## BEGIN Material provided

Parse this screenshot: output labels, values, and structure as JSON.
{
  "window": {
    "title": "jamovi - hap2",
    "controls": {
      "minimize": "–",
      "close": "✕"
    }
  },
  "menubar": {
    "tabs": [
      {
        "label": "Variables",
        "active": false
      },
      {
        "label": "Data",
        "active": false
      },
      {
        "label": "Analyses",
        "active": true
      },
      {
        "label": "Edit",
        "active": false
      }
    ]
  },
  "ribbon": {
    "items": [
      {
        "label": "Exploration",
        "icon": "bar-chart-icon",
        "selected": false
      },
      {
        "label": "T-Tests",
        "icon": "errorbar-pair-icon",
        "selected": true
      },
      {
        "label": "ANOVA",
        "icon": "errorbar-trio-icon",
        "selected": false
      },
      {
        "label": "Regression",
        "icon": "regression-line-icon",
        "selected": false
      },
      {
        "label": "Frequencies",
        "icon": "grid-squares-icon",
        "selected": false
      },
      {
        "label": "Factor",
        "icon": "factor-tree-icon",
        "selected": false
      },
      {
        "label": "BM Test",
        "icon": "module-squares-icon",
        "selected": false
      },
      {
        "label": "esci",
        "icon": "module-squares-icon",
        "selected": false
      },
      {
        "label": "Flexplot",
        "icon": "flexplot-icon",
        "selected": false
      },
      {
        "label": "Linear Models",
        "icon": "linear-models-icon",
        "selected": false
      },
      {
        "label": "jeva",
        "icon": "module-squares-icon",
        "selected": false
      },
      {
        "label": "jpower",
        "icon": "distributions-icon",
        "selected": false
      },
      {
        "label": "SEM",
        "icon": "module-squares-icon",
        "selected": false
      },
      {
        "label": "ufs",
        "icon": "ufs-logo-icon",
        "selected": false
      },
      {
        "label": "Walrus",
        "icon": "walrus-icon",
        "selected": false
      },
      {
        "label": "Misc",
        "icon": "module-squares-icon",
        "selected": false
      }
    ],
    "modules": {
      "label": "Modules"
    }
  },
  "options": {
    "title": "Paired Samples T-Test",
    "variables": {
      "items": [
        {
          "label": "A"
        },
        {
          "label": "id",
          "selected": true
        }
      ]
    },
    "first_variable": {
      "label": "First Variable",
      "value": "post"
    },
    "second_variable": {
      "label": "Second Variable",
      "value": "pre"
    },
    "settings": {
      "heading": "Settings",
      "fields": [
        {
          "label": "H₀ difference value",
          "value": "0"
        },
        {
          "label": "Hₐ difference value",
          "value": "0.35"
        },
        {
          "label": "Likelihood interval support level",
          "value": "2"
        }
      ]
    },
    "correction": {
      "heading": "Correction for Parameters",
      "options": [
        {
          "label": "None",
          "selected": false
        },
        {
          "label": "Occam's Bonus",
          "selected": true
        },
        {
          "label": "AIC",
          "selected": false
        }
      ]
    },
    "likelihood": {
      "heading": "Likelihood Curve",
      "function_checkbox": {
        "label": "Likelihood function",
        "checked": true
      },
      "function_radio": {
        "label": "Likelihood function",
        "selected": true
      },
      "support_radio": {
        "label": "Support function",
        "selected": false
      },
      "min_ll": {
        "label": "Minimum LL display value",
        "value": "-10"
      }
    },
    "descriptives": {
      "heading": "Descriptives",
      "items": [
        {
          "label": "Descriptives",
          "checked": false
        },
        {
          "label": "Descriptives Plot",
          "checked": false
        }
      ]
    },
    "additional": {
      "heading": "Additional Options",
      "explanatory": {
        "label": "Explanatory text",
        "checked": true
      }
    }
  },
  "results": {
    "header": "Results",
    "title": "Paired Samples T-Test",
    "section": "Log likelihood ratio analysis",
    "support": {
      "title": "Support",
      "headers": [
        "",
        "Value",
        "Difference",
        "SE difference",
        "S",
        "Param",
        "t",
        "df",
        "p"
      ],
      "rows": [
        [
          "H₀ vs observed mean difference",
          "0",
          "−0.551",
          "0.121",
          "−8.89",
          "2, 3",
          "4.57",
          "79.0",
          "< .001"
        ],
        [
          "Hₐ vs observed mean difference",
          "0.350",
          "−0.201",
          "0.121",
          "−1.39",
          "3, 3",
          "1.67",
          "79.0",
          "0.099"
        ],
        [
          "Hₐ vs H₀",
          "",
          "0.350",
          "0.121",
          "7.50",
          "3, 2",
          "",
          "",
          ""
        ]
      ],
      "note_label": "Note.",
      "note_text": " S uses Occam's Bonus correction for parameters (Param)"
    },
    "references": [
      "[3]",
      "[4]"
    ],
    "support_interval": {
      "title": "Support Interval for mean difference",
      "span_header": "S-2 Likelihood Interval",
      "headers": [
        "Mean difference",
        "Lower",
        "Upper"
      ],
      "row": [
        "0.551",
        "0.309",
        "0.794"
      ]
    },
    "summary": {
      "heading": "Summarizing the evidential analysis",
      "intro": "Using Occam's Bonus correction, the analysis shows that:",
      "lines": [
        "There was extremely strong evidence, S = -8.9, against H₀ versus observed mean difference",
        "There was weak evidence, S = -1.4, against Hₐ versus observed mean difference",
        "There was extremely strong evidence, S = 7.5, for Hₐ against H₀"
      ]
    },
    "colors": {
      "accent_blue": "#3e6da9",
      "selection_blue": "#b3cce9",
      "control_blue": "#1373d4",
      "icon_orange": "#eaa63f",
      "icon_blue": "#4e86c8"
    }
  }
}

## END Material provided

→ **Instructions to follow**
Retype all of the entries precisely as they are.

→ **Finished exercise**
Parse this screenshot: output labels, values, and structure as JSON.
{
  "window": {
    "title": "jamovi - hap2",
    "controls": {
      "minimize": "–",
      "close": "✕"
    }
  },
  "menubar": {
    "tabs": [
      {
        "label": "Variables",
        "active": false
      },
      {
        "label": "Data",
        "active": false
      },
      {
        "label": "Analyses",
        "active": true
      },
      {
        "label": "Edit",
        "active": false
      }
    ]
  },
  "ribbon": {
    "items": [
      {
        "label": "Exploration",
        "icon": "bar-chart-icon",
        "selected": false
      },
      {
        "label": "T-Tests",
        "icon": "errorbar-pair-icon",
        "selected": true
      },
      {
        "label": "ANOVA",
        "icon": "errorbar-trio-icon",
        "selected": false
      },
      {
        "label": "Regression",
        "icon": "regression-line-icon",
        "selected": false
      },
      {
        "label": "Frequencies",
        "icon": "grid-squares-icon",
        "selected": false
      },
      {
        "label": "Factor",
        "icon": "factor-tree-icon",
        "selected": false
      },
      {
        "label": "BM Test",
        "icon": "module-squares-icon",
        "selected": false
      },
      {
        "label": "esci",
        "icon": "module-squares-icon",
        "selected": false
      },
      {
        "label": "Flexplot",
        "icon": "flexplot-icon",
        "selected": false
      },
      {
        "label": "Linear Models",
        "icon": "linear-models-icon",
        "selected": false
      },
      {
        "label": "jeva",
        "icon": "module-squares-icon",
        "selected": false
      },
      {
        "label": "jpower",
        "icon": "distributions-icon",
        "selected": false
      },
      {
        "label": "SEM",
        "icon": "module-squares-icon",
        "selected": false
      },
      {
        "label": "ufs",
        "icon": "ufs-logo-icon",
        "selected": false
      },
      {
        "label": "Walrus",
        "icon": "walrus-icon",
        "selected": false
      },
      {
        "label": "Misc",
        "icon": "module-squares-icon",
        "selected": false
      }
    ],
    "modules": {
      "label": "Modules"
    }
  },
  "options": {
    "title": "Paired Samples T-Test",
    "variables": {
      "items": [
        {
          "label": "A"
        },
        {
          "label": "id",
          "selected": true
        }
      ]
    },
    "first_variable": {
      "label": "First Variable",
      "value": "post"
    },
    "second_variable": {
      "label": "Second Variable",
      "value": "pre"
    },
    "settings": {
      "heading": "Settings",
      "fields": [
        {
          "label": "H₀ difference value",
          "value": "0"
        },
        {
          "label": "Hₐ difference value",
          "value": "0.35"
        },
        {
          "label": "Likelihood interval support level",
          "value": "2"
        }
      ]
    },
    "correction": {
      "heading": "Correction for Parameters",
      "options": [
        {
          "label": "None",
          "selected": false
        },
        {
          "label": "Occam's Bonus",
          "selected": true
        },
        {
          "label": "AIC",
          "selected": false
        }
      ]
    },
    "likelihood": {
      "heading": "Likelihood Curve",
      "function_checkbox": {
        "label": "Likelihood function",
        "checked": true
      },
      "function_radio": {
        "label": "Likelihood function",
        "selected": true
      },
      "support_radio": {
        "label": "Support function",
        "selected": false
      },
      "min_ll": {
        "label": "Minimum LL display value",
        "value": "-10"
      }
    },
    "descriptives": {
      "heading": "Descriptives",
      "items": [
        {
          "label": "Descriptives",
          "checked": false
        },
        {
          "label": "Descriptives Plot",
          "checked": false
        }
      ]
    },
    "additional": {
      "heading": "Additional Options",
      "explanatory": {
        "label": "Explanatory text",
        "checked": true
      }
    }
  },
  "results": {
    "header": "Results",
    "title": "Paired Samples T-Test",
    "section": "Log likelihood ratio analysis",
    "support": {
      "title": "Support",
      "headers": [
        "",
        "Value",
        "Difference",
        "SE difference",
        "S",
        "Param",
        "t",
        "df",
        "p"
      ],
      "rows": [
        [
          "H₀ vs observed mean difference",
          "0",
          "−0.551",
          "0.121",
          "−8.89",
          "2, 3",
          "4.57",
          "79.0",
          "< .001"
        ],
        [
          "Hₐ vs observed mean difference",
          "0.350",
          "−0.201",
          "0.121",
          "−1.39",
          "3, 3",
          "1.67",
          "79.0",
          "0.099"
        ],
        [
          "Hₐ vs H₀",
          "",
          "0.350",
          "0.121",
          "7.50",
          "3, 2",
          "",
          "",
          ""
        ]
      ],
      "note_label": "Note.",
      "note_text": " S uses Occam's Bonus correction for parameters (Param)"
    },
    "references": [
      "[3]",
      "[4]"
    ],
    "support_interval": {
      "title": "Support Interval for mean difference",
      "span_header": "S-2 Likelihood Interval",
      "headers": [
        "Mean difference",
        "Lower",
        "Upper"
      ],
      "row": [
        "0.551",
        "0.309",
        "0.794"
      ]
    },
    "summary": {
      "heading": "Summarizing the evidential analysis",
      "intro": "Using Occam's Bonus correction, the analysis shows that:",
      "lines": [
        "There was extremely strong evidence, S = -8.9, against H₀ versus observed mean difference",
        "There was weak evidence, S = -1.4, against Hₐ versus observed mean difference",
        "There was extremely strong evidence, S = 7.5, for Hₐ against H₀"
      ]
    },
    "colors": {
      "accent_blue": "#3e6da9",
      "selection_blue": "#b3cce9",
      "control_blue": "#1373d4",
      "icon_orange": "#eaa63f",
      "icon_blue": "#4e86c8"
    }
  }
}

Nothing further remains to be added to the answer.